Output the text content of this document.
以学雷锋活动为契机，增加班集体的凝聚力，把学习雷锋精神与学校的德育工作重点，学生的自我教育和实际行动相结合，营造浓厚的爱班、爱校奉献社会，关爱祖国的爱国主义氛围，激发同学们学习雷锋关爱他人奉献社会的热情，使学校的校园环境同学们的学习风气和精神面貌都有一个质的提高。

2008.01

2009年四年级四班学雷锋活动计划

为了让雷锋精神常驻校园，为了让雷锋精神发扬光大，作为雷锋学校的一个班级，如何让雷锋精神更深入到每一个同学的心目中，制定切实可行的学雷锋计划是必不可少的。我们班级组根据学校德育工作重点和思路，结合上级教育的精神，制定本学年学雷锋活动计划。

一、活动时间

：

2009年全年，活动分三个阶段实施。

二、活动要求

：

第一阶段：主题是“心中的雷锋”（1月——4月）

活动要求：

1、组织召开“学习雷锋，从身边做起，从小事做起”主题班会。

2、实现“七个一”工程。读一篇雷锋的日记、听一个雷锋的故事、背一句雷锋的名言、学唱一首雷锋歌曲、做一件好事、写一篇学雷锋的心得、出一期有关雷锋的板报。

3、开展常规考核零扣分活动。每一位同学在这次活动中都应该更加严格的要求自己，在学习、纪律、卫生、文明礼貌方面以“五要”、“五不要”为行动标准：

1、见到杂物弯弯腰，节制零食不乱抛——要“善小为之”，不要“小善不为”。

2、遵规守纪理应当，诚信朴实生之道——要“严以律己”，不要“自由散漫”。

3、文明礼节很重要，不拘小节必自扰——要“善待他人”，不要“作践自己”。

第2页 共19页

» Given exercise: Transcribe the whole listing exactly.

» Reply:
Output the text content of this document.
以学雷锋活动为契机，增加班集体的凝聚力，把学习雷锋精神与学校的德育工作重点，学生的自我教育和实际行动相结合，营造浓厚的爱班、爱校奉献社会，关爱祖国的爱国主义氛围，激发同学们学习雷锋关爱他人奉献社会的热情，使学校的校园环境同学们的学习风气和精神面貌都有一个质的提高。

2008.01

2009年四年级四班学雷锋活动计划

为了让雷锋精神常驻校园，为了让雷锋精神发扬光大，作为雷锋学校的一个班级，如何让雷锋精神更深入到每一个同学的心目中，制定切实可行的学雷锋计划是必不可少的。我们班级组根据学校德育工作重点和思路，结合上级教育的精神，制定本学年学雷锋活动计划。

一、活动时间

：

2009年全年，活动分三个阶段实施。

二、活动要求

：

第一阶段：主题是“心中的雷锋”（1月——4月）

活动要求：

1、组织召开“学习雷锋，从身边做起，从小事做起”主题班会。

2、实现“七个一”工程。读一篇雷锋的日记、听一个雷锋的故事、背一句雷锋的名言、学唱一首雷锋歌曲、做一件好事、写一篇学雷锋的心得、出一期有关雷锋的板报。

3、开展常规考核零扣分活动。每一位同学在这次活动中都应该更加严格的要求自己，在学习、纪律、卫生、文明礼貌方面以“五要”、“五不要”为行动标准：

1、见到杂物弯弯腰，节制零食不乱抛——要“善小为之”，不要“小善不为”。

2、遵规守纪理应当，诚信朴实生之道——要“严以律己”，不要“自由散漫”。

3、文明礼节很重要，不拘小节必自扰——要“善待他人”，不要“作践自己”。

第2页 共19页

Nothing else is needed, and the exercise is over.